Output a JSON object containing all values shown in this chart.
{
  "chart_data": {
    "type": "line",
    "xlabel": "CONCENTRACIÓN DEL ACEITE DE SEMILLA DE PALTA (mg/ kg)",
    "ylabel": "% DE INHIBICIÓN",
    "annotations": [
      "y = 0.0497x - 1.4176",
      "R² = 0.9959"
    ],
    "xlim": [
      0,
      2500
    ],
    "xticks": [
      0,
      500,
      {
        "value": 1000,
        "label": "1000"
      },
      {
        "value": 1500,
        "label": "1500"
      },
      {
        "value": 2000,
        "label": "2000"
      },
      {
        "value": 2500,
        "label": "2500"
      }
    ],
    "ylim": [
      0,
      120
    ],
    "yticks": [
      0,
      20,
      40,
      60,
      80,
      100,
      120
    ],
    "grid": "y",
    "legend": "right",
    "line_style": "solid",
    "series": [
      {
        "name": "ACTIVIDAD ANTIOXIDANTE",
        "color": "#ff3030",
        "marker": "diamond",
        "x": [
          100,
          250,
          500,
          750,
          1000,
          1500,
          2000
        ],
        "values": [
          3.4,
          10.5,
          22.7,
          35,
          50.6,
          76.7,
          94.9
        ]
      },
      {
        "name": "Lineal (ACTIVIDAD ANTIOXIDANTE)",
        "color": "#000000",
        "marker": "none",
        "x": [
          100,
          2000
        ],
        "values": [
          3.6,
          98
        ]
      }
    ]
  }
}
--
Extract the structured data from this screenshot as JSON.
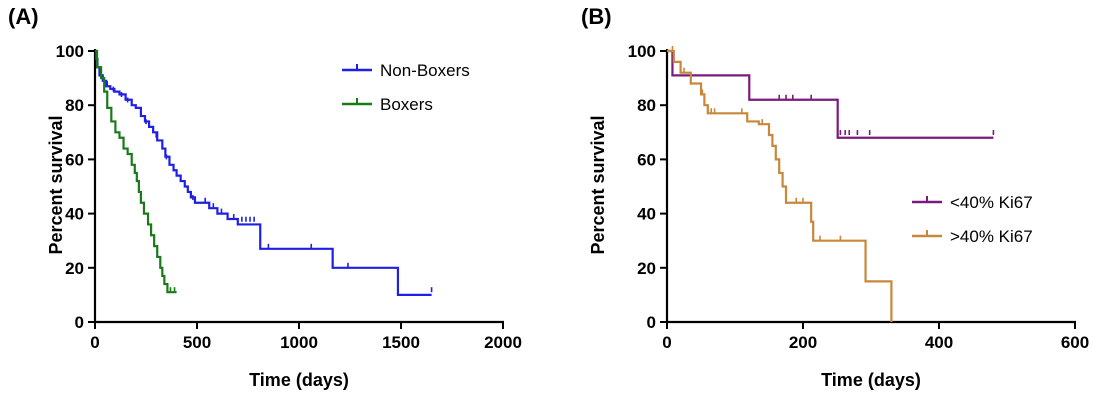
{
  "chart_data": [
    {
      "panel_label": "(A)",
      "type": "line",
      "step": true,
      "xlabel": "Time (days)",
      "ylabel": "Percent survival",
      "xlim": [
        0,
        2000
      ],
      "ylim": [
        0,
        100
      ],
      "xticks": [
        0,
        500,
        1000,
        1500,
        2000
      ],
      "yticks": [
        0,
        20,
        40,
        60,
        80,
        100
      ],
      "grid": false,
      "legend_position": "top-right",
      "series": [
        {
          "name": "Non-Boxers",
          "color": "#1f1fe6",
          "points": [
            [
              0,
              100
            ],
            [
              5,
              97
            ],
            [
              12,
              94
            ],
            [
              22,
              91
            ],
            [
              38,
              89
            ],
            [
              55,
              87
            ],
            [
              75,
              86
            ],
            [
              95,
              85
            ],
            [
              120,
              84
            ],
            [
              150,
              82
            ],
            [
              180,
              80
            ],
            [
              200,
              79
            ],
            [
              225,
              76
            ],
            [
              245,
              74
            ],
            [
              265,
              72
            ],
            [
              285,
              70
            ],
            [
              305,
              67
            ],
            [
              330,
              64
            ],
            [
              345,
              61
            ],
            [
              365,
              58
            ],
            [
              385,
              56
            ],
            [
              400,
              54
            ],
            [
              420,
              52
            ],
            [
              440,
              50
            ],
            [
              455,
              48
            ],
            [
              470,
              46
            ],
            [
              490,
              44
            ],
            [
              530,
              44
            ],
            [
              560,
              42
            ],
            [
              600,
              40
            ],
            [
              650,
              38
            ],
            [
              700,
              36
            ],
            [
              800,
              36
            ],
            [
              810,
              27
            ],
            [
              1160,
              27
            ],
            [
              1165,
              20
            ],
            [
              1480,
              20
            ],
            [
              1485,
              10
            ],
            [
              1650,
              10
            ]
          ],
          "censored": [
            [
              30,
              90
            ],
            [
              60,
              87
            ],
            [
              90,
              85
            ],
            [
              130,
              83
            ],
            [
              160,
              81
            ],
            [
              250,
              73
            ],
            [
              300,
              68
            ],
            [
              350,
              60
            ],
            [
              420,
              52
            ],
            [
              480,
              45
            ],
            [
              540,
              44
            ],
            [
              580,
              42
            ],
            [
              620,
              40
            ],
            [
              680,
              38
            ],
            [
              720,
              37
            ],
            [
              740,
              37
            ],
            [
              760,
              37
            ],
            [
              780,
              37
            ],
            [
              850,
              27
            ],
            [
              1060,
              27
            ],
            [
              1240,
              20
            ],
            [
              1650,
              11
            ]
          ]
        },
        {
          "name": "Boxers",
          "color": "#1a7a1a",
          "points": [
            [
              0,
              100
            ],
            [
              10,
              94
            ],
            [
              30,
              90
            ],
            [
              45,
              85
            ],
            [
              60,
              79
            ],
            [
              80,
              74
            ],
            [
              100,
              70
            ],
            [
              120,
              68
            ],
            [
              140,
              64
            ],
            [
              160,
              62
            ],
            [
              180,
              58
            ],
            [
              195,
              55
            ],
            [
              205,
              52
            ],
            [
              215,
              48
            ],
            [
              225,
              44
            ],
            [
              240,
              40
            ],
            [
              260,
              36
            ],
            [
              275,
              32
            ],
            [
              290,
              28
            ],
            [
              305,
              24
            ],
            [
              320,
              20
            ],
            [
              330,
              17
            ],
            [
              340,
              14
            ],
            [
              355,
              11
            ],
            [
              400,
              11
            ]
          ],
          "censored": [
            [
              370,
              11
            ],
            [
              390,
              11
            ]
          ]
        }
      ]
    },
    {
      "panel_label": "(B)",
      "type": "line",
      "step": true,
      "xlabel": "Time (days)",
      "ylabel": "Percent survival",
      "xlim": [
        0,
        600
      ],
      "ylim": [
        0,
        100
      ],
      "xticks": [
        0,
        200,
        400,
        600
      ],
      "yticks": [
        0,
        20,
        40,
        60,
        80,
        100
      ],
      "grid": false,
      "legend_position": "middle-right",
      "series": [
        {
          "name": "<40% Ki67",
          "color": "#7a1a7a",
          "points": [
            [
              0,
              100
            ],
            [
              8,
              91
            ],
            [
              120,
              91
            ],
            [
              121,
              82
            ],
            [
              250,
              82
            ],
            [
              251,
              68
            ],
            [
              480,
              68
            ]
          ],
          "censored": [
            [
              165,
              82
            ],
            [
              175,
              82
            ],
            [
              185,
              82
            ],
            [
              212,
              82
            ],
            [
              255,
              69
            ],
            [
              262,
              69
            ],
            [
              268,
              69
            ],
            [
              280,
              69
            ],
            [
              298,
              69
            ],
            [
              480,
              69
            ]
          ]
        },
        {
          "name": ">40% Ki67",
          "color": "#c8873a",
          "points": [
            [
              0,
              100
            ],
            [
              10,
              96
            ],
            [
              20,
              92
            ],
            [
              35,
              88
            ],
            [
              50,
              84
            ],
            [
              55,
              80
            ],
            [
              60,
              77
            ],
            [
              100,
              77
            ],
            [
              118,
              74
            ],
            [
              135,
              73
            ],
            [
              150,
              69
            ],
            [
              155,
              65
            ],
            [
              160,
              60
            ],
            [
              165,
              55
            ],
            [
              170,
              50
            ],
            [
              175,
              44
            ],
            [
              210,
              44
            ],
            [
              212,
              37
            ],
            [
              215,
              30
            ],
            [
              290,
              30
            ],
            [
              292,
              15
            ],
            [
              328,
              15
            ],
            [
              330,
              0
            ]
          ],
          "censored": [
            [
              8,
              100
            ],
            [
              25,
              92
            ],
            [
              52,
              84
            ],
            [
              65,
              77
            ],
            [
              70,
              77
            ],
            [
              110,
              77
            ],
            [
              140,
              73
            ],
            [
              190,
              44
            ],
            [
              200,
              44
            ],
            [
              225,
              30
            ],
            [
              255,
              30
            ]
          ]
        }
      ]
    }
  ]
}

[What this task involves] Look through the data and gather every line with the string "JSON" in it.

[Solution to the exercise]
Output a JSON object containing all values shown in this chart.
Extract the structured data from this screenshot as JSON.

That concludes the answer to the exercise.